Passage ->

---+---

4-5. Two other children living in 1808.

6. Elizabeth PIGOTT; as Eliza PIGOTT, "... youngest daughter of Robert PIGOTT, Esq, late Inspector-General of Excise," when she was married by Rev John FAY, and by License, at St Thomas's church, Dublin, October 1822, John Millsworth MILLS, Esq, "... youngest son of the late James MILLS of County Roscommon, Esq" [Saunder's News-Letter, 22 October]; probable issue including:
     a. George Pigott MILLS; full age, bachelor, Gent, of Serpentine Avenue, when he was married by License at Donnybrook parish church, Dublin, 13 Oct 1855, to Mary Louisa McKENZIE, full age, spinster, of Lisburne Lodge, Serpentine Avenue, daughter of Murdoch McKENZIE, Gent, witnessed by Murdoch and Robert McKENZIE.

The "... only surviving uncle Captain John PIGOTT" mentioned in Robert PIGOTT's 1808 petition (see above) may have been the Captain PIGGOTT who sailed from Dublin on H.M.'s Yacht Dorset, Captain BONSOY, Tuesday 26 December 1758, bound for Parkgate; one of the other passengers was Captain WELLER.

---+---

Data block ->
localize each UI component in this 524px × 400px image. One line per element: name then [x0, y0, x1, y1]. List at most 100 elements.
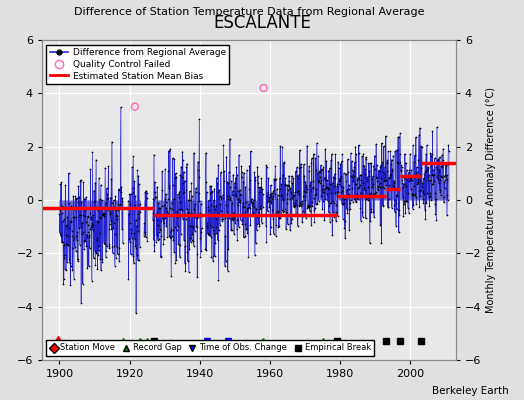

---+---

Short problem A ->
Answer each question from the passage on the Pigott family, one line per answer, marked (i), (ii) and (iii) like the questions.
(i) In which church was Eliza Pigott married in October 1822?
(ii) On what date was George Pigott Mills married?
(iii) On what vessel did Captain Piggott sail from Dublin in 1758?
Short problem B -> From the passage on the Pigott family, print the text from "6. Elizabeth PIGOTT;" to "and Robert McKENZIE.".
Short problem C -> The passage on the Pigott family calls Elizabeth Pigott by a second name. Using the passage, explain in one to three sentences why it also gives her as Eliza Pigott.

Written response A ->
(i) St Thomas's church, Dublin
(ii) 13 Oct 1855
(iii) H.M.'s Yacht Dorset

Written response B ->
6. Elizabeth PIGOTT; as Eliza PIGOTT, "... youngest daughter of Robert PIGOTT, Esq, late Inspector-General of Excise," when she was married by Rev John FAY, and by License, at St Thomas's church, Dublin, October 1822, John Millsworth MILLS, Esq, "... youngest son of the late James MILLS of County Roscommon, Esq" [Saunder's News-Letter, 22 October]; probable issue including:
     a. George Pigott MILLS; full age, bachelor, Gent, of Serpentine Avenue, when he was married by License at Donnybrook parish church, Dublin, 13 Oct 1855, to Mary Louisa McKENZIE, full age, spinster, of Lisburne Lodge, Serpentine Avenue, daughter of Murdoch McKENZIE, Gent, witnessed by Murdoch and Robert McKENZIE.

Written response C -> The name Eliza Pigott is the one used when her marriage was recorded. Saunder's News-Letter of 22 October names her as Eliza Pigott, "youngest daughter of Robert PIGOTT, Esq," when she married John Millsworth Mills at St Thomas's church, Dublin, in October 1822.